+++ Records for processing +++

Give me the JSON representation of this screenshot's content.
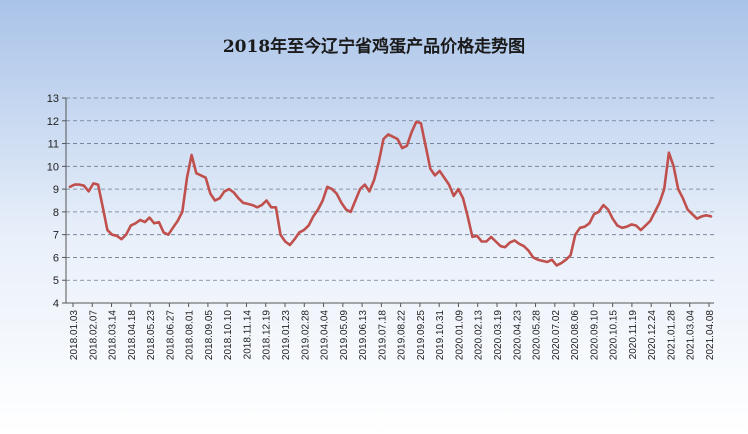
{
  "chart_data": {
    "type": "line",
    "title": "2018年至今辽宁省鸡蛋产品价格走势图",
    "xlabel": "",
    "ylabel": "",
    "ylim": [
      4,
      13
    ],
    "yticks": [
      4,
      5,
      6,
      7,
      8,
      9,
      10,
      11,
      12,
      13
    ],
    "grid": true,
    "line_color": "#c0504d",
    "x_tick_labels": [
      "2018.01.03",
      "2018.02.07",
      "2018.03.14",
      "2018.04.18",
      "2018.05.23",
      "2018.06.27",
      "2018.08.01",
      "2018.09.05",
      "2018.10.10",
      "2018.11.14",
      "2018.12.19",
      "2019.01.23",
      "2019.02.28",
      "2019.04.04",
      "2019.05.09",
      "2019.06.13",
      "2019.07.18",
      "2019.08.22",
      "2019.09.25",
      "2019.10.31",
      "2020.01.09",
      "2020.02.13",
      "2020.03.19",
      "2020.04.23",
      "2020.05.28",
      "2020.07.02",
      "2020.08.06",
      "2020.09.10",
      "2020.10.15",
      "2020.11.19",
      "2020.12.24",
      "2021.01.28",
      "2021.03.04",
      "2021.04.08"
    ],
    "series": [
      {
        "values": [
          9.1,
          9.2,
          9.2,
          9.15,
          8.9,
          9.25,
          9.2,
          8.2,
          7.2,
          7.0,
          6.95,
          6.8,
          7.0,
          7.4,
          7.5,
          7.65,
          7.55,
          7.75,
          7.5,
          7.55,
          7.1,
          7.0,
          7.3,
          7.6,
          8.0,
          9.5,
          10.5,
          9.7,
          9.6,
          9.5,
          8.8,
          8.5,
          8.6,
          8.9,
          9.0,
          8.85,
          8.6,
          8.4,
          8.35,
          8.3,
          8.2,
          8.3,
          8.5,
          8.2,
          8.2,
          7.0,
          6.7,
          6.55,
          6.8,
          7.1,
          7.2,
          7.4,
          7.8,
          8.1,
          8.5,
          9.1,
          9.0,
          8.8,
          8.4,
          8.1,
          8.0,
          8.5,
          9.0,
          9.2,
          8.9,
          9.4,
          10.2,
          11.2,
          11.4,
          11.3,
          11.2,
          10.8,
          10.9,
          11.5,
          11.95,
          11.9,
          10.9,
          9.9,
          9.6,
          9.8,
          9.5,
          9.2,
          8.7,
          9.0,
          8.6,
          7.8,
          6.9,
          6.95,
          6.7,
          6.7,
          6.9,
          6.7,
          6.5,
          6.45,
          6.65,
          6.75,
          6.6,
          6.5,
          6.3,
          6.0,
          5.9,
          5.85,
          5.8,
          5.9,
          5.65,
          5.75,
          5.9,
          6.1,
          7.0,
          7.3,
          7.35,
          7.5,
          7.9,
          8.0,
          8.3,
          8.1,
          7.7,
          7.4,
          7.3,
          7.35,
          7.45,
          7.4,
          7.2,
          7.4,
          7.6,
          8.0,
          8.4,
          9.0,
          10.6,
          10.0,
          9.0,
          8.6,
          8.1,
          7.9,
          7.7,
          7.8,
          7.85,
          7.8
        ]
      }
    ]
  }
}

+++
+++ Records for processing +++

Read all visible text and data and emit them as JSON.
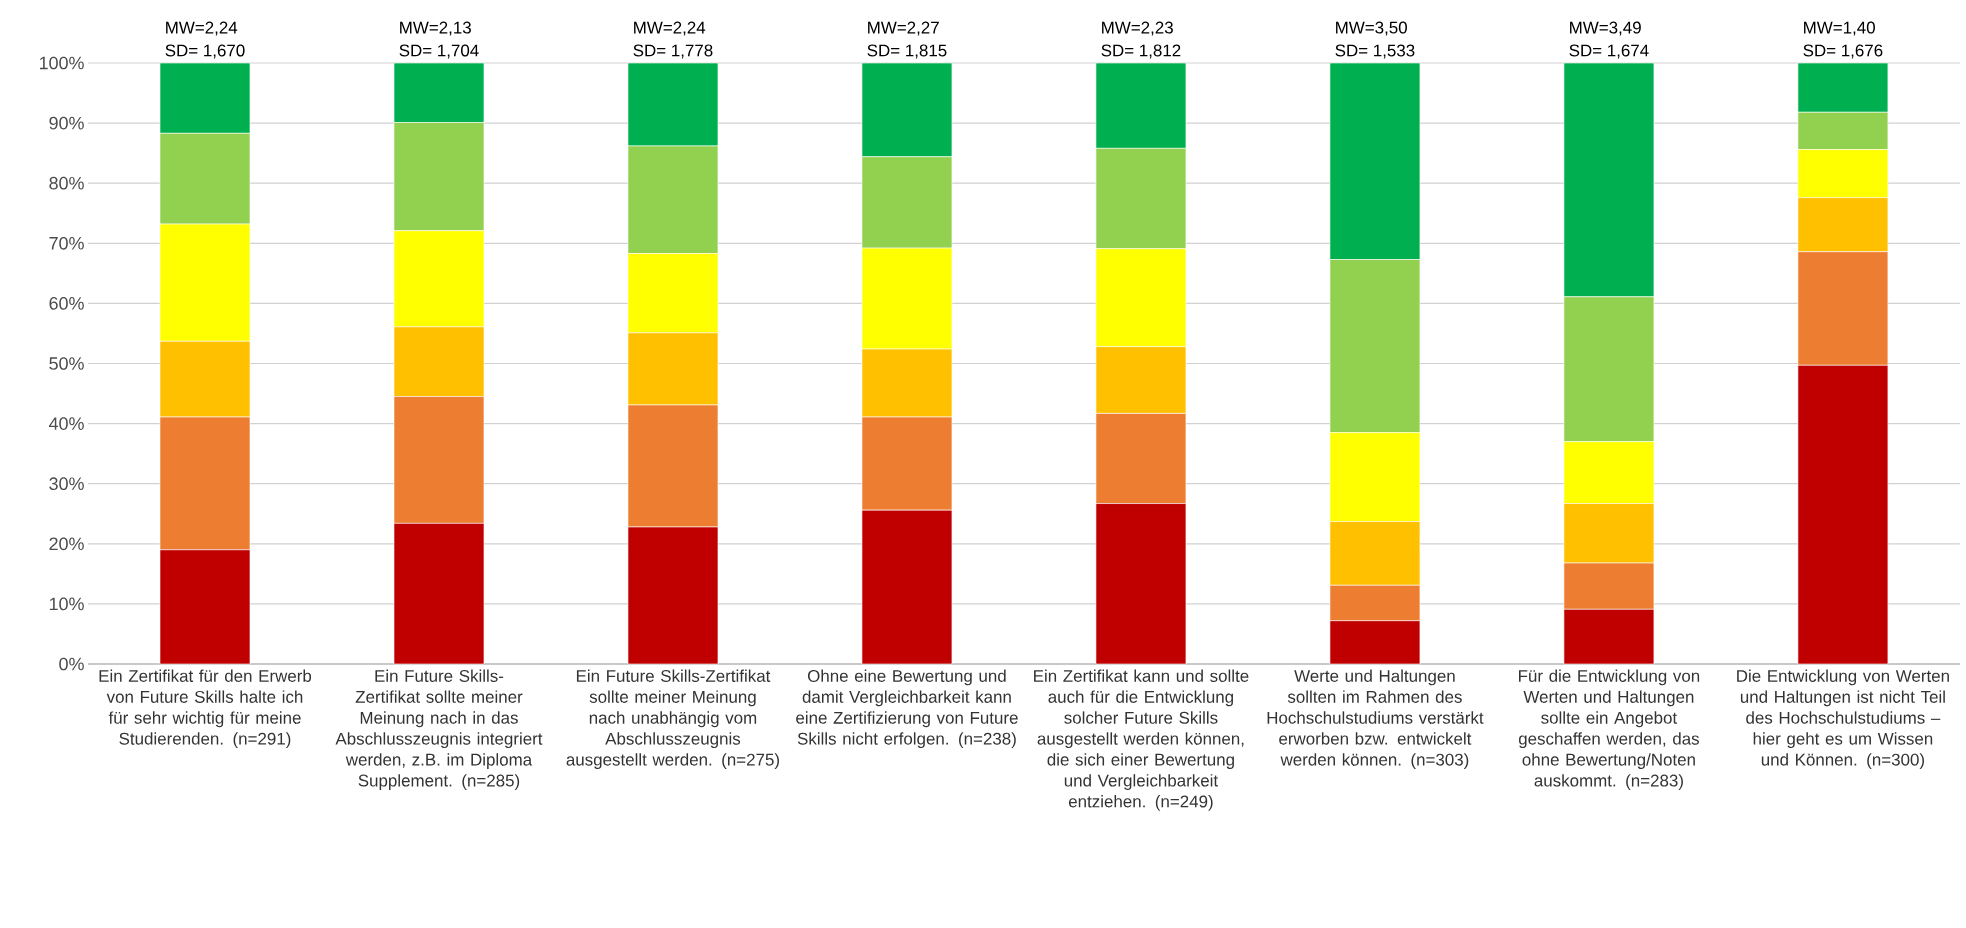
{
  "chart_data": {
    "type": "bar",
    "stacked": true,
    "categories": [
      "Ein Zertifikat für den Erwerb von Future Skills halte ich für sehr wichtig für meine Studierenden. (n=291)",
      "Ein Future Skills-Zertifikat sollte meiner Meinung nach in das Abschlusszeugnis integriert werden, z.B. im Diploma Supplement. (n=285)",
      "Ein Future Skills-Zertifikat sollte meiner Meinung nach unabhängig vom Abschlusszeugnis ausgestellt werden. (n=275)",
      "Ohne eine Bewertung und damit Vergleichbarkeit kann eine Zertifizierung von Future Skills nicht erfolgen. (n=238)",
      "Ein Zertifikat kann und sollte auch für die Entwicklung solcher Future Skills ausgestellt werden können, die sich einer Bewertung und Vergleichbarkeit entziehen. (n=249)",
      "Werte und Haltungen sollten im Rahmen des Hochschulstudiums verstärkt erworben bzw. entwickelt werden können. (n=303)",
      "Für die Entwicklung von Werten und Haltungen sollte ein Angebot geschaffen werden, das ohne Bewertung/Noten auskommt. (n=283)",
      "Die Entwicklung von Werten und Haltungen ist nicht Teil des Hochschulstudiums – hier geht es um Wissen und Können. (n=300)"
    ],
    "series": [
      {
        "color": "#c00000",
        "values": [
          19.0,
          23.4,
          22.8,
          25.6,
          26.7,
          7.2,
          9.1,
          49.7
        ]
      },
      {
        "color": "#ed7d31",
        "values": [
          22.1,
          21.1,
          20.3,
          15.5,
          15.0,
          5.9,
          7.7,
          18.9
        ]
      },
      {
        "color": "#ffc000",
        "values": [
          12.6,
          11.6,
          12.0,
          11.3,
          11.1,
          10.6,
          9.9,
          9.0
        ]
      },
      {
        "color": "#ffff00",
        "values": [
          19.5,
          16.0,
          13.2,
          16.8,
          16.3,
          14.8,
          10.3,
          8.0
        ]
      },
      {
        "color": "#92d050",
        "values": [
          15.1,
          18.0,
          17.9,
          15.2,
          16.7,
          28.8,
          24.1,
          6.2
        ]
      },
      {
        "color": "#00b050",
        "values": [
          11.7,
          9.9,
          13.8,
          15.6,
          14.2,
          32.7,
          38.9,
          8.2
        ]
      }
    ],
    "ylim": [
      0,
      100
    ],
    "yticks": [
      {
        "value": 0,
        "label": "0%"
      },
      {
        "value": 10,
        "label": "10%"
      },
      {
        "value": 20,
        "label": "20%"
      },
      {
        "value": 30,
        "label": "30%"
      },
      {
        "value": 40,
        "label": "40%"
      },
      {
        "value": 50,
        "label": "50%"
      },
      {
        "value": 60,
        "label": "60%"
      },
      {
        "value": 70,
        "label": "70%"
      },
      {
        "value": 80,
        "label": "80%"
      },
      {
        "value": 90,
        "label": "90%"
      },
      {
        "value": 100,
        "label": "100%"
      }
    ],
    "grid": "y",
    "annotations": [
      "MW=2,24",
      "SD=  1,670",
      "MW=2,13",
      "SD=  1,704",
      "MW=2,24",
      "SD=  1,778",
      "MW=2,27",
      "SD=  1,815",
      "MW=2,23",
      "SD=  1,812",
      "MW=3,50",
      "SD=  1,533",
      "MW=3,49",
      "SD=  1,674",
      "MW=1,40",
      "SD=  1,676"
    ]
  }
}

+++
+++ Records for processing +++

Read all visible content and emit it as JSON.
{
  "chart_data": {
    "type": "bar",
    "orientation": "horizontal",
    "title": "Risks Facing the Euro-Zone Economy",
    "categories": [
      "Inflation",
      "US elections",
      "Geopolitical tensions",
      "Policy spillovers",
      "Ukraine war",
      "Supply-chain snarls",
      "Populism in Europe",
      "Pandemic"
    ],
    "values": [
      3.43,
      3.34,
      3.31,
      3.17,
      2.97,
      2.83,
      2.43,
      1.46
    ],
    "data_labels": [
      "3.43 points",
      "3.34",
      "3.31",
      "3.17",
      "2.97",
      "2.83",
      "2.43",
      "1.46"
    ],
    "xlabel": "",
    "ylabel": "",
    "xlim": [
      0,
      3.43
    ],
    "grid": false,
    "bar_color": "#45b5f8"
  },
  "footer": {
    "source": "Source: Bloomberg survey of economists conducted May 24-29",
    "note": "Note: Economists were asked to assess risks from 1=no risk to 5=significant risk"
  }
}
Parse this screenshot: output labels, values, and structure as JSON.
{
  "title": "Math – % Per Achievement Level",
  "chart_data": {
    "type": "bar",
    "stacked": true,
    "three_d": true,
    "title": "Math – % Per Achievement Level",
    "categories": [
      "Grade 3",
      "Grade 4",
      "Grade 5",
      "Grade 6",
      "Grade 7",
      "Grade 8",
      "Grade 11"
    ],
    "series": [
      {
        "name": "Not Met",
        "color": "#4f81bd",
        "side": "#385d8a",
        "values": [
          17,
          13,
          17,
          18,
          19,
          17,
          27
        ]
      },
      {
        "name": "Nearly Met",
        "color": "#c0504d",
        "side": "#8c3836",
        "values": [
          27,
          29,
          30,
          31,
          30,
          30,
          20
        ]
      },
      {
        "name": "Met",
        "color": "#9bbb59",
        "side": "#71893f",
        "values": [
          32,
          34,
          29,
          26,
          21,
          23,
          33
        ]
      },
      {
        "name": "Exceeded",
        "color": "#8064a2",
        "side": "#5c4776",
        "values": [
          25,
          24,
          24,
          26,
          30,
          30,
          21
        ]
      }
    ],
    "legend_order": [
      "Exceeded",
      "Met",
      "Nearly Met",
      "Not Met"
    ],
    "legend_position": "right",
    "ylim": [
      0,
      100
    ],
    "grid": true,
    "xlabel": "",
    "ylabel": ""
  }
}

+++

> _What you will do_
Where does the word "Math" appear? Return each line that holds it.

> _Solution_
  "title": "Math – % Per Achievement Level",
    "title": "Math – % Per Achievement Level",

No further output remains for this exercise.